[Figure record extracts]
______________________________
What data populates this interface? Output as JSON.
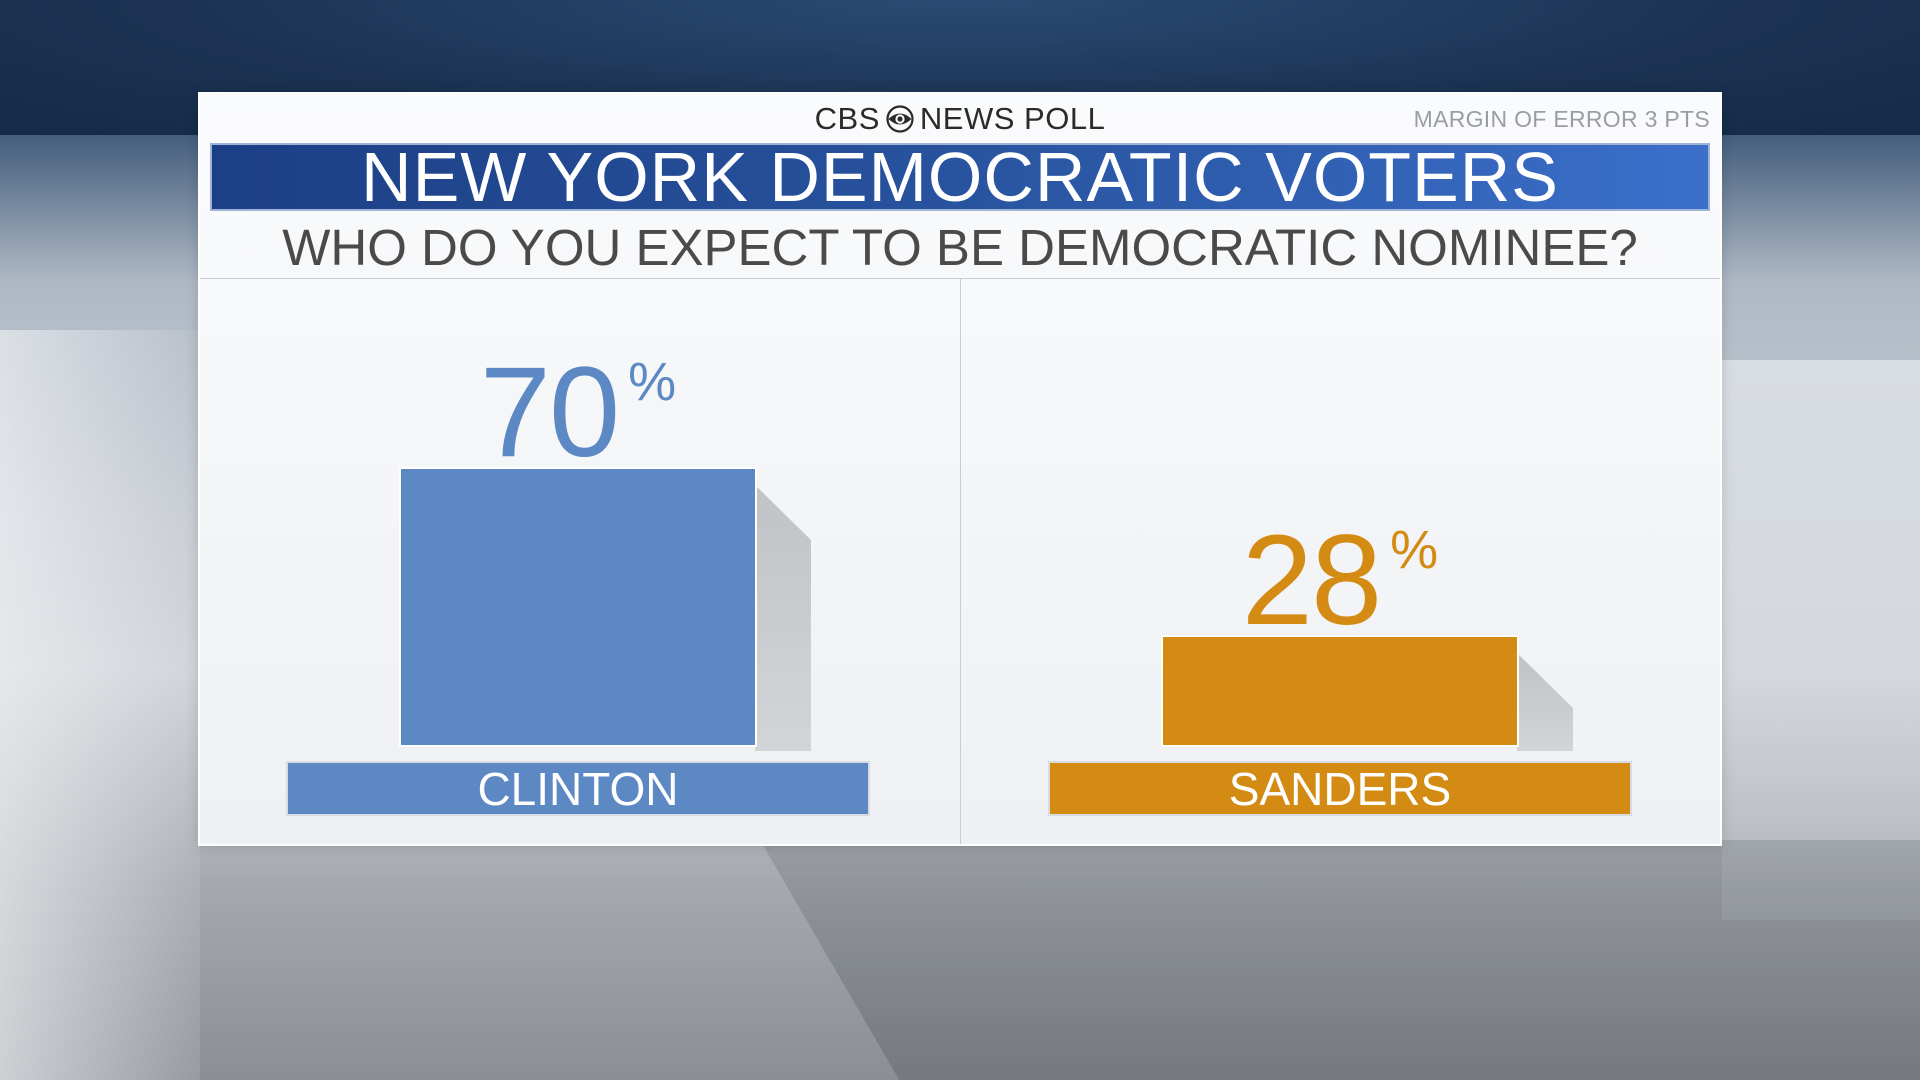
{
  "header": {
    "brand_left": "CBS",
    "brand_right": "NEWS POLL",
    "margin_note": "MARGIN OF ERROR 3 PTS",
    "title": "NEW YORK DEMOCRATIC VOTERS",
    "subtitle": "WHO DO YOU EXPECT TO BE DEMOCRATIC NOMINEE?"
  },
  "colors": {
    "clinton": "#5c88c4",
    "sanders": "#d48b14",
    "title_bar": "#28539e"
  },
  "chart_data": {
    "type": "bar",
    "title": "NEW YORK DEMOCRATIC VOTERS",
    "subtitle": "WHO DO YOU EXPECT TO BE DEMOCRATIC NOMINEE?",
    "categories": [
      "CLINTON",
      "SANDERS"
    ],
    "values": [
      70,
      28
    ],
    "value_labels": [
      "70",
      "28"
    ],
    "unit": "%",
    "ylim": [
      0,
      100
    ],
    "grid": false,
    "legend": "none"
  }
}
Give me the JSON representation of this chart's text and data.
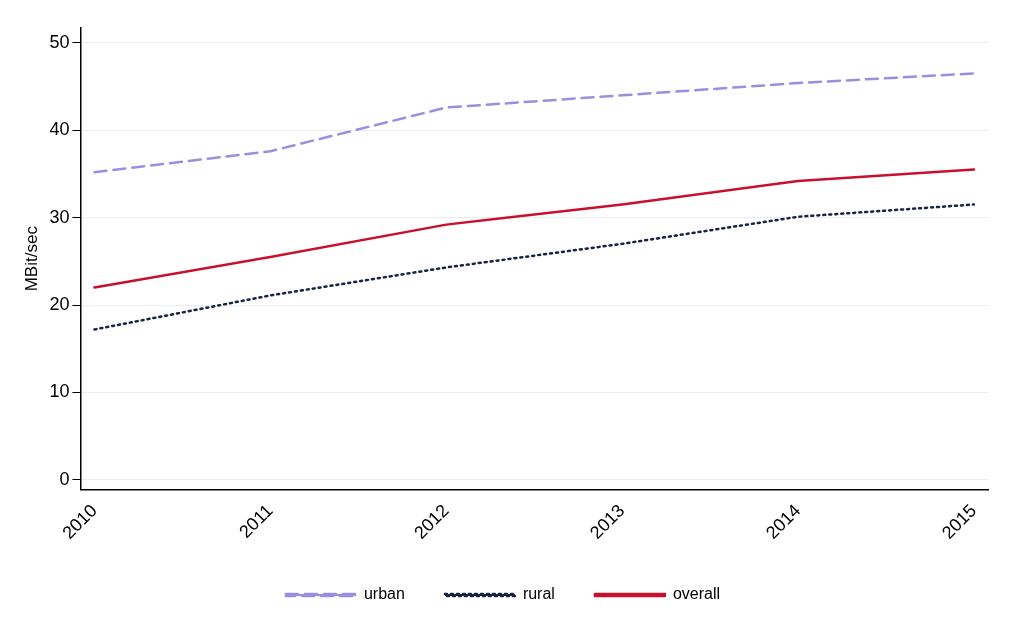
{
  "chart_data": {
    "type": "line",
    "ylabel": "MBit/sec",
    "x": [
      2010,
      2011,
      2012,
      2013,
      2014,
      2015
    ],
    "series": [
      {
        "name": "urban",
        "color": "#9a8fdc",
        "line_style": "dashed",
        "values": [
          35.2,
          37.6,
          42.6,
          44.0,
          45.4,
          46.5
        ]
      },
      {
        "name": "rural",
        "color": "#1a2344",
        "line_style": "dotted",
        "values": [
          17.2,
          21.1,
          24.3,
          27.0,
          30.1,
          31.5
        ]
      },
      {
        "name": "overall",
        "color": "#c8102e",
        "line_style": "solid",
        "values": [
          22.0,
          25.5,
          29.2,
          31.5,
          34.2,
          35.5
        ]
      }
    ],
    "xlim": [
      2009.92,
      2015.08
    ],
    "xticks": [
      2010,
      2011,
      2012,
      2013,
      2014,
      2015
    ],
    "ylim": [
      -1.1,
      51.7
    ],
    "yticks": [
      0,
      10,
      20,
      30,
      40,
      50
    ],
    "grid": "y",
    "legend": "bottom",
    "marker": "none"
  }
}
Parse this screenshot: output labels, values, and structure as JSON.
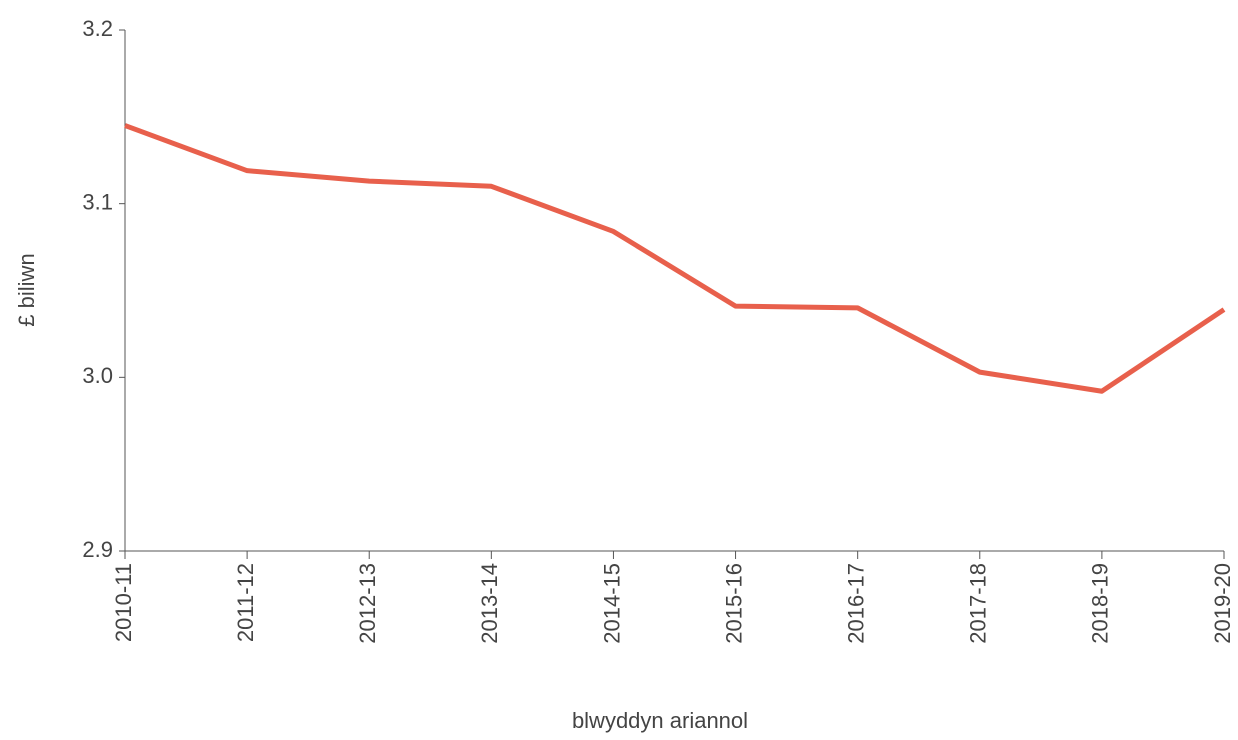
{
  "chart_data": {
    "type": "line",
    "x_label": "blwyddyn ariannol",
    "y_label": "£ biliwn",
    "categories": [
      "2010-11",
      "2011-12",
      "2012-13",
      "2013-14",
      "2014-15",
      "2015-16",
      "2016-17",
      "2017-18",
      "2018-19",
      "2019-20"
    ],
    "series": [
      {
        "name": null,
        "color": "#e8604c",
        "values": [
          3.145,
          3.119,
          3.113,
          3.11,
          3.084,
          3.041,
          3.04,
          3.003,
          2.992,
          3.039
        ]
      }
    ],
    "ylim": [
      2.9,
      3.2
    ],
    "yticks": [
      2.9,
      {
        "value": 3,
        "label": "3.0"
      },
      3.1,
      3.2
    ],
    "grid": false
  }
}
______________________________
## Work required
Where the line containing "Parse this screenshot: output" appears above, start there and set down each line exactly through the last line of the data; leave out every picture.

## Completed exercise
Parse this screenshot: output labels, values, and structure as JSON.
{
  "chart_data": {
    "type": "line",
    "x_label": "blwyddyn ariannol",
    "y_label": "£ biliwn",
    "categories": [
      "2010-11",
      "2011-12",
      "2012-13",
      "2013-14",
      "2014-15",
      "2015-16",
      "2016-17",
      "2017-18",
      "2018-19",
      "2019-20"
    ],
    "series": [
      {
        "name": null,
        "color": "#e8604c",
        "values": [
          3.145,
          3.119,
          3.113,
          3.11,
          3.084,
          3.041,
          3.04,
          3.003,
          2.992,
          3.039
        ]
      }
    ],
    "ylim": [
      2.9,
      3.2
    ],
    "yticks": [
      2.9,
      {
        "value": 3,
        "label": "3.0"
      },
      3.1,
      3.2
    ],
    "grid": false
  }
}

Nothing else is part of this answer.